**EXERCISE:** Repeat every line exactly, keeping the pictures out of the copy.

**PROVIDED DATA:**
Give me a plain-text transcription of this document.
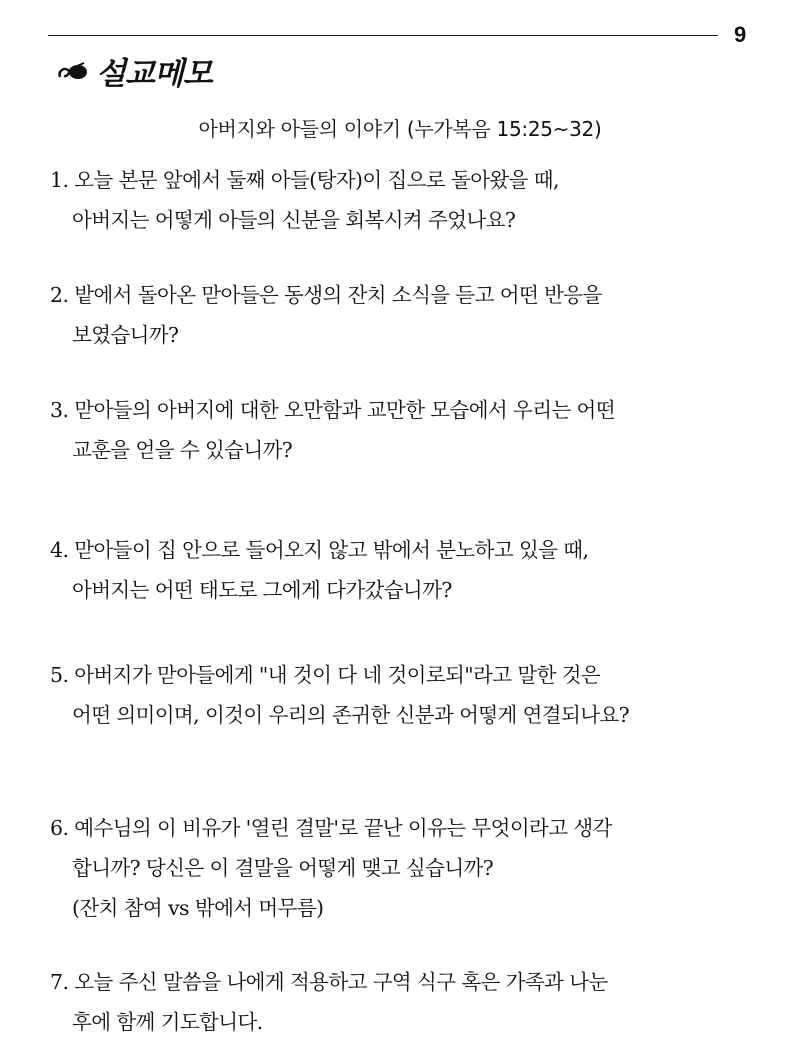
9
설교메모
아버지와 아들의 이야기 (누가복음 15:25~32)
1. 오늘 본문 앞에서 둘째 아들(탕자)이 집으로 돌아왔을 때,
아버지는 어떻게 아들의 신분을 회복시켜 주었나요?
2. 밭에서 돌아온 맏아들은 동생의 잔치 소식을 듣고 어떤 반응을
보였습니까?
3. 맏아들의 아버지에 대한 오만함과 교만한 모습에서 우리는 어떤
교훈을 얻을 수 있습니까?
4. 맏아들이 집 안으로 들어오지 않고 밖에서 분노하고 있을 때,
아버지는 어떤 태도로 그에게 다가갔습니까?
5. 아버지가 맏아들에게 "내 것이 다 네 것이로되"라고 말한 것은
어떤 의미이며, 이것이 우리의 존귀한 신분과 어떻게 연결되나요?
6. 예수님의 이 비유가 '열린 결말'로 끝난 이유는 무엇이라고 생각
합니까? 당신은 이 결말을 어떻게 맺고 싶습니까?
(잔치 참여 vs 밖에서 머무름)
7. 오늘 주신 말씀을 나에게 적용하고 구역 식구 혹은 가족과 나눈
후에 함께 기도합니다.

**SOLUTION FOR THIS EXERCISE:**
Give me a plain-text transcription of this document.
9
설교메모
아버지와 아들의 이야기 (누가복음 15:25~32)
1. 오늘 본문 앞에서 둘째 아들(탕자)이 집으로 돌아왔을 때,
아버지는 어떻게 아들의 신분을 회복시켜 주었나요?
2. 밭에서 돌아온 맏아들은 동생의 잔치 소식을 듣고 어떤 반응을
보였습니까?
3. 맏아들의 아버지에 대한 오만함과 교만한 모습에서 우리는 어떤
교훈을 얻을 수 있습니까?
4. 맏아들이 집 안으로 들어오지 않고 밖에서 분노하고 있을 때,
아버지는 어떤 태도로 그에게 다가갔습니까?
5. 아버지가 맏아들에게 "내 것이 다 네 것이로되"라고 말한 것은
어떤 의미이며, 이것이 우리의 존귀한 신분과 어떻게 연결되나요?
6. 예수님의 이 비유가 '열린 결말'로 끝난 이유는 무엇이라고 생각
합니까? 당신은 이 결말을 어떻게 맺고 싶습니까?
(잔치 참여 vs 밖에서 머무름)
7. 오늘 주신 말씀을 나에게 적용하고 구역 식구 혹은 가족과 나눈
후에 함께 기도합니다.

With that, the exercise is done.